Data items
+ + +
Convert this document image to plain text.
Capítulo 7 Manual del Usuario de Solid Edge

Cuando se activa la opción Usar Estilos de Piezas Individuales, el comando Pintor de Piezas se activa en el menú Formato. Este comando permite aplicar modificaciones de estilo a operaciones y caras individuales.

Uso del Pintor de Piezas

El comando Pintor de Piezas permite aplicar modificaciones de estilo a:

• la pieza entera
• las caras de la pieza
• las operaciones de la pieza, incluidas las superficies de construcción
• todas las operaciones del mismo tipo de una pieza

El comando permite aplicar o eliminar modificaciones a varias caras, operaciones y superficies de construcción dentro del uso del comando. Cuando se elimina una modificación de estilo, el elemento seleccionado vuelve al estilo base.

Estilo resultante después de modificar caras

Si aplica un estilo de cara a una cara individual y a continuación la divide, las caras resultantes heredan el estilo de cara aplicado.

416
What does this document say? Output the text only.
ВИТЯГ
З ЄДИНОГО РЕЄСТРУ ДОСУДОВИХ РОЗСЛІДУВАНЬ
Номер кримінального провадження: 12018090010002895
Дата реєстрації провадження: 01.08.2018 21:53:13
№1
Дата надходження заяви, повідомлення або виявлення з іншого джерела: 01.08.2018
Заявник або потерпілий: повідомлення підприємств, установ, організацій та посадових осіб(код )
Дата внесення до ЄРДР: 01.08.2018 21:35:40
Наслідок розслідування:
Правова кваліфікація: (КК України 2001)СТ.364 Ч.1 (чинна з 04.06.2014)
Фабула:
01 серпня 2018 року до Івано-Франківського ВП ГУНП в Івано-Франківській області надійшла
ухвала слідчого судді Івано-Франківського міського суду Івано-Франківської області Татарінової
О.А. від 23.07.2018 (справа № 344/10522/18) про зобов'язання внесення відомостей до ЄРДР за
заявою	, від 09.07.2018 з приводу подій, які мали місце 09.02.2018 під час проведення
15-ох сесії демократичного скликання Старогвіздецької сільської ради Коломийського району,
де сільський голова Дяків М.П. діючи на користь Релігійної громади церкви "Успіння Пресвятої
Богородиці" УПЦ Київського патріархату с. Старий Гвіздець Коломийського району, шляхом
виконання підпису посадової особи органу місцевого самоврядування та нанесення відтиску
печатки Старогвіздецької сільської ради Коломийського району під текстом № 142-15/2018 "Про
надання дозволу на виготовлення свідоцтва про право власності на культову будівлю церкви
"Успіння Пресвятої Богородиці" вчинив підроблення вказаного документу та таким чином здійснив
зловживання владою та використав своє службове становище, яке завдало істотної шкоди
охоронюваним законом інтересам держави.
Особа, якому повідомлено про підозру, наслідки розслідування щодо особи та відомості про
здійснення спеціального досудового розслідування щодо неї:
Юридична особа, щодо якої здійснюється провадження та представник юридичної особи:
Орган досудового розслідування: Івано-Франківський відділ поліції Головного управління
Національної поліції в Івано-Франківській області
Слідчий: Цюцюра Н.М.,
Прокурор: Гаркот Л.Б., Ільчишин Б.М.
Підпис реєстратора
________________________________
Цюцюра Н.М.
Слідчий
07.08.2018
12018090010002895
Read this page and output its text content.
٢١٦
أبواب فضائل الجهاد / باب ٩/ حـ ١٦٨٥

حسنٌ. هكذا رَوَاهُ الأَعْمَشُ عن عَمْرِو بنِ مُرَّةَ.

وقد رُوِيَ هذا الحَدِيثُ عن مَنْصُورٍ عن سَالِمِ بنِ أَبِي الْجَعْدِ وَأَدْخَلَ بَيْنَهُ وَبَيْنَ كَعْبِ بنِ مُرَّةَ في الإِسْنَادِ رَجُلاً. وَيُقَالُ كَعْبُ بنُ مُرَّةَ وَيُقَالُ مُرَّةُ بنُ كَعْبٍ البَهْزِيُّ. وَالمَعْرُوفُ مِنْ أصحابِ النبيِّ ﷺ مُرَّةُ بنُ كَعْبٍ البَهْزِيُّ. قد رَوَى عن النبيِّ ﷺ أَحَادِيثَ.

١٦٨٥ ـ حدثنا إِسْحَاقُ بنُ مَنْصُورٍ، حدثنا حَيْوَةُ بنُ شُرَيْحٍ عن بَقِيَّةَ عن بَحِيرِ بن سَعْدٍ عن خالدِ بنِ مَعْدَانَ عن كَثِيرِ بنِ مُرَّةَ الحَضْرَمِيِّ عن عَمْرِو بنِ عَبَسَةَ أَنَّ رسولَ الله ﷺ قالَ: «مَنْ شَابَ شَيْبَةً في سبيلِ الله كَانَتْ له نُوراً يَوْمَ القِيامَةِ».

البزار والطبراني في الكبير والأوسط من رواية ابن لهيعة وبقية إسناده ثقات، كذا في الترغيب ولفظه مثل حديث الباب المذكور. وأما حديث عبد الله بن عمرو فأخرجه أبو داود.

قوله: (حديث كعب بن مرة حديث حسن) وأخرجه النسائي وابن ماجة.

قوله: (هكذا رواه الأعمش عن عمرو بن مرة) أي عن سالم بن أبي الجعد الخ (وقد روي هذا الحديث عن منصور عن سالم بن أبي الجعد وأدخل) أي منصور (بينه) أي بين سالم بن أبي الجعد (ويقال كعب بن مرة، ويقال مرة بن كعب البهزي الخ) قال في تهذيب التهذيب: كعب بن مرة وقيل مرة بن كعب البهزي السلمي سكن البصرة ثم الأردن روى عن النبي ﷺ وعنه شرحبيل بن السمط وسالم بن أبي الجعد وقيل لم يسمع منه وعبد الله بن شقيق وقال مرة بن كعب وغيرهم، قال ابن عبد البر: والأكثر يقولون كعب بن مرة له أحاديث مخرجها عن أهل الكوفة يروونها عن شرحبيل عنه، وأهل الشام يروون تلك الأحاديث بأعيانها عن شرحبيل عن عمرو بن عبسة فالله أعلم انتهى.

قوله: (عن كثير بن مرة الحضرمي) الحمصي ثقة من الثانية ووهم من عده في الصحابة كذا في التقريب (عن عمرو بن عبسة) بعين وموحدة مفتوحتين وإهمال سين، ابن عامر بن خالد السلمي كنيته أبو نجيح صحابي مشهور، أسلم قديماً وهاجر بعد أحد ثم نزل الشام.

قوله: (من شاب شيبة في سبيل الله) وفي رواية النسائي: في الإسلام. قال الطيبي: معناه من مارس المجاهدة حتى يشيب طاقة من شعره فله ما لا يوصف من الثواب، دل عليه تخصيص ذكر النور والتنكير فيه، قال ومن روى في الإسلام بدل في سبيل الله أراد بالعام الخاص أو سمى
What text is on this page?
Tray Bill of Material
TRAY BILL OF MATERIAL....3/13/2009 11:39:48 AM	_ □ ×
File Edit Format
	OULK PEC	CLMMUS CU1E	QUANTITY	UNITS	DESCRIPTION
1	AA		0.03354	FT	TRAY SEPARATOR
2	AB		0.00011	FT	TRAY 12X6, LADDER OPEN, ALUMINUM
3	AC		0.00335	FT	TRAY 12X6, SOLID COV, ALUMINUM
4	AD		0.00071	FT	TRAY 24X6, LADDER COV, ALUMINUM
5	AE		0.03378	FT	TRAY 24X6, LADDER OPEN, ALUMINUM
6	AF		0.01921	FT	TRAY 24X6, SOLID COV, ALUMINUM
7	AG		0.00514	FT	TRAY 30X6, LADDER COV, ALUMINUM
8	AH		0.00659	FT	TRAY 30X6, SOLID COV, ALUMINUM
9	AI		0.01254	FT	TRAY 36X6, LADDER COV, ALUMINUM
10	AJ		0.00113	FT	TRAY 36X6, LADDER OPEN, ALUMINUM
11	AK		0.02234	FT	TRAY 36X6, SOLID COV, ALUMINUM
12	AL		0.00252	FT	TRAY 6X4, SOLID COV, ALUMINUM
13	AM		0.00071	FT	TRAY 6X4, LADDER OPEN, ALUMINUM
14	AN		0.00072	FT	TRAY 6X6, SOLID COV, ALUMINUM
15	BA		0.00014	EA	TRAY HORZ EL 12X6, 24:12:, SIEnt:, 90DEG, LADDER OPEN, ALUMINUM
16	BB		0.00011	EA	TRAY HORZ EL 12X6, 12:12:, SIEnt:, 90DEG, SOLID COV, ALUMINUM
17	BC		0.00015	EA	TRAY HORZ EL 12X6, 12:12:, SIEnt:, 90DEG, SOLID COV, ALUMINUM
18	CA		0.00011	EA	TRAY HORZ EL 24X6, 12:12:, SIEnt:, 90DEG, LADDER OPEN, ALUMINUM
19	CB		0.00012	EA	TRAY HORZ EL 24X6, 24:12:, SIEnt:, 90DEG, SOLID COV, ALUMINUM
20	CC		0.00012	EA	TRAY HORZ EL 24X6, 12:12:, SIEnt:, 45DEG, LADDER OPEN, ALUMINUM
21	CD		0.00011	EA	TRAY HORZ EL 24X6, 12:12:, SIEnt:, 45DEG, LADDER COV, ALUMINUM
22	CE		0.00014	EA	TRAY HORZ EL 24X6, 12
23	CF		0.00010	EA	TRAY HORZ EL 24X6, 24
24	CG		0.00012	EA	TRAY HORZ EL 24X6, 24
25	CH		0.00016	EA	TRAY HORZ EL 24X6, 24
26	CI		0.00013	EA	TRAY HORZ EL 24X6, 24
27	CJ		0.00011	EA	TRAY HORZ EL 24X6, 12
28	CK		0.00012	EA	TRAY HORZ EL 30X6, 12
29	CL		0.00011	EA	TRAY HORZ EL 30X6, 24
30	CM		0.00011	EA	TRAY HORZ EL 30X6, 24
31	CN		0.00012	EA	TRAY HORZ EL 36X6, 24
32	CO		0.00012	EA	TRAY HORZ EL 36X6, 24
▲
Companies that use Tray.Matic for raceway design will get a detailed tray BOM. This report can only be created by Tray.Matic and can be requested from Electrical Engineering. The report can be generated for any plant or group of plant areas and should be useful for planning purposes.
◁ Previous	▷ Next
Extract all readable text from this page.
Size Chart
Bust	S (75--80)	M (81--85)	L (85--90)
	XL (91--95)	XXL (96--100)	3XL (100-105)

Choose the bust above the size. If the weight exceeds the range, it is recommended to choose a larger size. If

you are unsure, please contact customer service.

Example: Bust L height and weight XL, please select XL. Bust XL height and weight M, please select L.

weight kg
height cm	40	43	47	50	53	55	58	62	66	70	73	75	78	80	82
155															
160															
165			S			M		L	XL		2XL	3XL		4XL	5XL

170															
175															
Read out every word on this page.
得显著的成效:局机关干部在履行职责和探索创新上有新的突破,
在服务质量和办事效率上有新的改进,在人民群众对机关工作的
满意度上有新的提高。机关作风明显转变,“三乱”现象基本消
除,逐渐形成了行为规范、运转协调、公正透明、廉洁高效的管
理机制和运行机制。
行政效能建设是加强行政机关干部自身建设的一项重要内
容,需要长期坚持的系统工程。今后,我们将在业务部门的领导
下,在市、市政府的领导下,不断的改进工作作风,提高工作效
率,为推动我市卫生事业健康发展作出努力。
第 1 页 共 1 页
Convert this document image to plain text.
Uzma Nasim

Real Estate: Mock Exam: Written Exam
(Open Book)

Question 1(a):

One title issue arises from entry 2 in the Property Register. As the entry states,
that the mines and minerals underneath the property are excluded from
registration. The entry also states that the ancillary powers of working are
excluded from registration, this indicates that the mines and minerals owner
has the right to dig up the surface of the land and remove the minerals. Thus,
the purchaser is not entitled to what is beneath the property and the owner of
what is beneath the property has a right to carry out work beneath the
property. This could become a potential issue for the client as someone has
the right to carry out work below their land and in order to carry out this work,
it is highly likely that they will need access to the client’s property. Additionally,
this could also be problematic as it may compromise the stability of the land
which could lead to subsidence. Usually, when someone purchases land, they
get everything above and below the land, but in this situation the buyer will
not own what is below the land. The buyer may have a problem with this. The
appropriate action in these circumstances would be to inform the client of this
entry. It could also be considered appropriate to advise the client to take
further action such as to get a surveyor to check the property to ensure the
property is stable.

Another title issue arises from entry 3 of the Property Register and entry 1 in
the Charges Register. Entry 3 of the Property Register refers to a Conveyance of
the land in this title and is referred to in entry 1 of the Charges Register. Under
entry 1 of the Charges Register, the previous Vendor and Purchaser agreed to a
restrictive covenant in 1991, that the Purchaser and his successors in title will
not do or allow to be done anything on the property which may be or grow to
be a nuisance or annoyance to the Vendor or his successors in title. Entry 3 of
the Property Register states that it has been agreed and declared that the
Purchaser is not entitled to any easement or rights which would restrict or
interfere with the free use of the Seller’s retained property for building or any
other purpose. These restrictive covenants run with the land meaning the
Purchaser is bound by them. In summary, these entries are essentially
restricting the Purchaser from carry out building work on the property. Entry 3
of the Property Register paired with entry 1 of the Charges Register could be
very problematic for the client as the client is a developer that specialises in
+ + +
**Stated problem:** Look through the entries above; copy each line where the string "superficies" appears.

**Response below:**
• las operaciones de la pieza, incluidas las superficies de construcción
El comando permite aplicar o eliminar modificaciones a varias caras, operaciones y superficies de construcción dentro del uso del comando. Cuando se elimina una modificación de estilo, el elemento seleccionado vuelve al estilo base.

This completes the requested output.